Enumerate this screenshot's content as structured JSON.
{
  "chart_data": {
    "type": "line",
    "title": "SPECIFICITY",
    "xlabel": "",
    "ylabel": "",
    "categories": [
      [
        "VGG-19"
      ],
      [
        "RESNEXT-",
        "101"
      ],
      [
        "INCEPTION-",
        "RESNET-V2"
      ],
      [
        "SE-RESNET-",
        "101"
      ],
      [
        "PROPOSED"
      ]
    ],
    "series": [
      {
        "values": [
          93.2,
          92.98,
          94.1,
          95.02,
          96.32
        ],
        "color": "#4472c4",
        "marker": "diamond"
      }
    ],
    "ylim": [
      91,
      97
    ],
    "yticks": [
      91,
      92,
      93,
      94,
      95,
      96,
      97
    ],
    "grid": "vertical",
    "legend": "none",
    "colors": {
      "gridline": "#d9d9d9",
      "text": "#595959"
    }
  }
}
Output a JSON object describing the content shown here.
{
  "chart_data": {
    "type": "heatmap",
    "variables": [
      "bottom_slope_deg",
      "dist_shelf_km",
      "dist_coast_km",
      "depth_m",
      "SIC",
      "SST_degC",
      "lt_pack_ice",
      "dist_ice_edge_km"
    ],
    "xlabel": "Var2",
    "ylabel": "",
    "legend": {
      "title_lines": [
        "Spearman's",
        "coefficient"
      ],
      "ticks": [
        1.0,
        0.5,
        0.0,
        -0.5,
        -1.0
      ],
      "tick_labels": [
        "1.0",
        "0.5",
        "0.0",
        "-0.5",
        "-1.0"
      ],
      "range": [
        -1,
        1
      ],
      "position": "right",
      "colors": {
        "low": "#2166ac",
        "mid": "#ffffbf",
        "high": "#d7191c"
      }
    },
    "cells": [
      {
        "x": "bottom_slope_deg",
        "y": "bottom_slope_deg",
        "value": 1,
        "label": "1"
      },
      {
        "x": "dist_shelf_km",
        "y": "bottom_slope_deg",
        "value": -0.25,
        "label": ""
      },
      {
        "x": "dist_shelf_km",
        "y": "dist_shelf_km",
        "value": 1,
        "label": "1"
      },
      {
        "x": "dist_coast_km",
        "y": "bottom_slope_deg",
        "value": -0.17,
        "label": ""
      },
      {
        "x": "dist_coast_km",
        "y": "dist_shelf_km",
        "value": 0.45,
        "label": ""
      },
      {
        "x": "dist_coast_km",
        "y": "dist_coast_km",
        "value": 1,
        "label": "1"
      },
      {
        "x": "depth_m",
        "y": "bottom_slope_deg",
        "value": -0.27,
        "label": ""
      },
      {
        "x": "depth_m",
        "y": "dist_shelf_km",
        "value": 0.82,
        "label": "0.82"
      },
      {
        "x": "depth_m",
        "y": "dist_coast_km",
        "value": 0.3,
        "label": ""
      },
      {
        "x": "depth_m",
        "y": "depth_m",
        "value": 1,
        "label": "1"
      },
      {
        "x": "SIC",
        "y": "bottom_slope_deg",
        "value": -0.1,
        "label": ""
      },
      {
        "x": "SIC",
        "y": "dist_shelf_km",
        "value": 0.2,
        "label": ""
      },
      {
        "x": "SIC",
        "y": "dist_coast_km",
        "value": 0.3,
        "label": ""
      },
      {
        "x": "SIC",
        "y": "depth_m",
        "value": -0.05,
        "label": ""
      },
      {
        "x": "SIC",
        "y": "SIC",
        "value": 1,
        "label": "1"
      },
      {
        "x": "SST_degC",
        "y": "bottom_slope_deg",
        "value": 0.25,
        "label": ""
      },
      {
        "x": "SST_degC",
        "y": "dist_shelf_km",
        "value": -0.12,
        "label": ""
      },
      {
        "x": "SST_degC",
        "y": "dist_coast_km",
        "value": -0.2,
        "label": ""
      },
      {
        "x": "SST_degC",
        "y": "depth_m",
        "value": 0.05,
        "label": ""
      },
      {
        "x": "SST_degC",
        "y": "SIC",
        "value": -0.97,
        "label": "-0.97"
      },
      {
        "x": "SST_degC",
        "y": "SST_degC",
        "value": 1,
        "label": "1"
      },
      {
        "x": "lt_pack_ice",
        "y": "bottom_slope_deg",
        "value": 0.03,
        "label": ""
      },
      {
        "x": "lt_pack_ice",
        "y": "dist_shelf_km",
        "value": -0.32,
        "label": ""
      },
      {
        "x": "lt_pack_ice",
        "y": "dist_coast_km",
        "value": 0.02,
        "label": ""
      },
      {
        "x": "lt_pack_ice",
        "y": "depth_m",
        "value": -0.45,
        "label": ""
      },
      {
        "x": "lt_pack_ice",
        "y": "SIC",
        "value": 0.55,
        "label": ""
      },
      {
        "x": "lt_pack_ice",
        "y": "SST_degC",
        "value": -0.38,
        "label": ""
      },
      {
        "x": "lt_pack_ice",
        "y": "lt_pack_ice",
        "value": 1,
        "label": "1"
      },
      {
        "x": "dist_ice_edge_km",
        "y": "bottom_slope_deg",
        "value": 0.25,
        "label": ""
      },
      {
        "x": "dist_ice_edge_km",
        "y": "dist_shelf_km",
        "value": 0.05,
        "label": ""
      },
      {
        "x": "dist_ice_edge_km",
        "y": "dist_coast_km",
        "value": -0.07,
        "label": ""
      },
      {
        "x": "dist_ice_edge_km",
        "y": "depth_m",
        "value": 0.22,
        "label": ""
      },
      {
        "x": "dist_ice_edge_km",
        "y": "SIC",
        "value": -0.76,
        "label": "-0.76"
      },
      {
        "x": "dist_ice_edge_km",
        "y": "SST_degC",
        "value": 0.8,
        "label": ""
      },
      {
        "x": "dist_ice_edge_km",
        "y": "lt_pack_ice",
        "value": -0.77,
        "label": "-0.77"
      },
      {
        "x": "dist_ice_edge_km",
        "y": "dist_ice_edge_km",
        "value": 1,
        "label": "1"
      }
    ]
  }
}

§ Requirements:
Reproduce the data in full, exactly as presented.

§ Correct answer:
Enumerate this screenshot's content as structured JSON.
{
  "chart_data": {
    "type": "line",
    "title": "SPECIFICITY",
    "xlabel": "",
    "ylabel": "",
    "categories": [
      [
        "VGG-19"
      ],
      [
        "RESNEXT-",
        "101"
      ],
      [
        "INCEPTION-",
        "RESNET-V2"
      ],
      [
        "SE-RESNET-",
        "101"
      ],
      [
        "PROPOSED"
      ]
    ],
    "series": [
      {
        "values": [
          93.2,
          92.98,
          94.1,
          95.02,
          96.32
        ],
        "color": "#4472c4",
        "marker": "diamond"
      }
    ],
    "ylim": [
      91,
      97
    ],
    "yticks": [
      91,
      92,
      93,
      94,
      95,
      96,
      97
    ],
    "grid": "vertical",
    "legend": "none",
    "colors": {
      "gridline": "#d9d9d9",
      "text": "#595959"
    }
  }
}
Output a JSON object describing the content shown here.
{
  "chart_data": {
    "type": "heatmap",
    "variables": [
      "bottom_slope_deg",
      "dist_shelf_km",
      "dist_coast_km",
      "depth_m",
      "SIC",
      "SST_degC",
      "lt_pack_ice",
      "dist_ice_edge_km"
    ],
    "xlabel": "Var2",
    "ylabel": "",
    "legend": {
      "title_lines": [
        "Spearman's",
        "coefficient"
      ],
      "ticks": [
        1.0,
        0.5,
        0.0,
        -0.5,
        -1.0
      ],
      "tick_labels": [
        "1.0",
        "0.5",
        "0.0",
        "-0.5",
        "-1.0"
      ],
      "range": [
        -1,
        1
      ],
      "position": "right",
      "colors": {
        "low": "#2166ac",
        "mid": "#ffffbf",
        "high": "#d7191c"
      }
    },
    "cells": [
      {
        "x": "bottom_slope_deg",
        "y": "bottom_slope_deg",
        "value": 1,
        "label": "1"
      },
      {
        "x": "dist_shelf_km",
        "y": "bottom_slope_deg",
        "value": -0.25,
        "label": ""
      },
      {
        "x": "dist_shelf_km",
        "y": "dist_shelf_km",
        "value": 1,
        "label": "1"
      },
      {
        "x": "dist_coast_km",
        "y": "bottom_slope_deg",
        "value": -0.17,
        "label": ""
      },
      {
        "x": "dist_coast_km",
        "y": "dist_shelf_km",
        "value": 0.45,
        "label": ""
      },
      {
        "x": "dist_coast_km",
        "y": "dist_coast_km",
        "value": 1,
        "label": "1"
      },
      {
        "x": "depth_m",
        "y": "bottom_slope_deg",
        "value": -0.27,
        "label": ""
      },
      {
        "x": "depth_m",
        "y": "dist_shelf_km",
        "value": 0.82,
        "label": "0.82"
      },
      {
        "x": "depth_m",
        "y": "dist_coast_km",
        "value": 0.3,
        "label": ""
      },
      {
        "x": "depth_m",
        "y": "depth_m",
        "value": 1,
        "label": "1"
      },
      {
        "x": "SIC",
        "y": "bottom_slope_deg",
        "value": -0.1,
        "label": ""
      },
      {
        "x": "SIC",
        "y": "dist_shelf_km",
        "value": 0.2,
        "label": ""
      },
      {
        "x": "SIC",
        "y": "dist_coast_km",
        "value": 0.3,
        "label": ""
      },
      {
        "x": "SIC",
        "y": "depth_m",
        "value": -0.05,
        "label": ""
      },
      {
        "x": "SIC",
        "y": "SIC",
        "value": 1,
        "label": "1"
      },
      {
        "x": "SST_degC",
        "y": "bottom_slope_deg",
        "value": 0.25,
        "label": ""
      },
      {
        "x": "SST_degC",
        "y": "dist_shelf_km",
        "value": -0.12,
        "label": ""
      },
      {
        "x": "SST_degC",
        "y": "dist_coast_km",
        "value": -0.2,
        "label": ""
      },
      {
        "x": "SST_degC",
        "y": "depth_m",
        "value": 0.05,
        "label": ""
      },
      {
        "x": "SST_degC",
        "y": "SIC",
        "value": -0.97,
        "label": "-0.97"
      },
      {
        "x": "SST_degC",
        "y": "SST_degC",
        "value": 1,
        "label": "1"
      },
      {
        "x": "lt_pack_ice",
        "y": "bottom_slope_deg",
        "value": 0.03,
        "label": ""
      },
      {
        "x": "lt_pack_ice",
        "y": "dist_shelf_km",
        "value": -0.32,
        "label": ""
      },
      {
        "x": "lt_pack_ice",
        "y": "dist_coast_km",
        "value": 0.02,
        "label": ""
      },
      {
        "x": "lt_pack_ice",
        "y": "depth_m",
        "value": -0.45,
        "label": ""
      },
      {
        "x": "lt_pack_ice",
        "y": "SIC",
        "value": 0.55,
        "label": ""
      },
      {
        "x": "lt_pack_ice",
        "y": "SST_degC",
        "value": -0.38,
        "label": ""
      },
      {
        "x": "lt_pack_ice",
        "y": "lt_pack_ice",
        "value": 1,
        "label": "1"
      },
      {
        "x": "dist_ice_edge_km",
        "y": "bottom_slope_deg",
        "value": 0.25,
        "label": ""
      },
      {
        "x": "dist_ice_edge_km",
        "y": "dist_shelf_km",
        "value": 0.05,
        "label": ""
      },
      {
        "x": "dist_ice_edge_km",
        "y": "dist_coast_km",
        "value": -0.07,
        "label": ""
      },
      {
        "x": "dist_ice_edge_km",
        "y": "depth_m",
        "value": 0.22,
        "label": ""
      },
      {
        "x": "dist_ice_edge_km",
        "y": "SIC",
        "value": -0.76,
        "label": "-0.76"
      },
      {
        "x": "dist_ice_edge_km",
        "y": "SST_degC",
        "value": 0.8,
        "label": ""
      },
      {
        "x": "dist_ice_edge_km",
        "y": "lt_pack_ice",
        "value": -0.77,
        "label": "-0.77"
      },
      {
        "x": "dist_ice_edge_km",
        "y": "dist_ice_edge_km",
        "value": 1,
        "label": "1"
      }
    ]
  }
}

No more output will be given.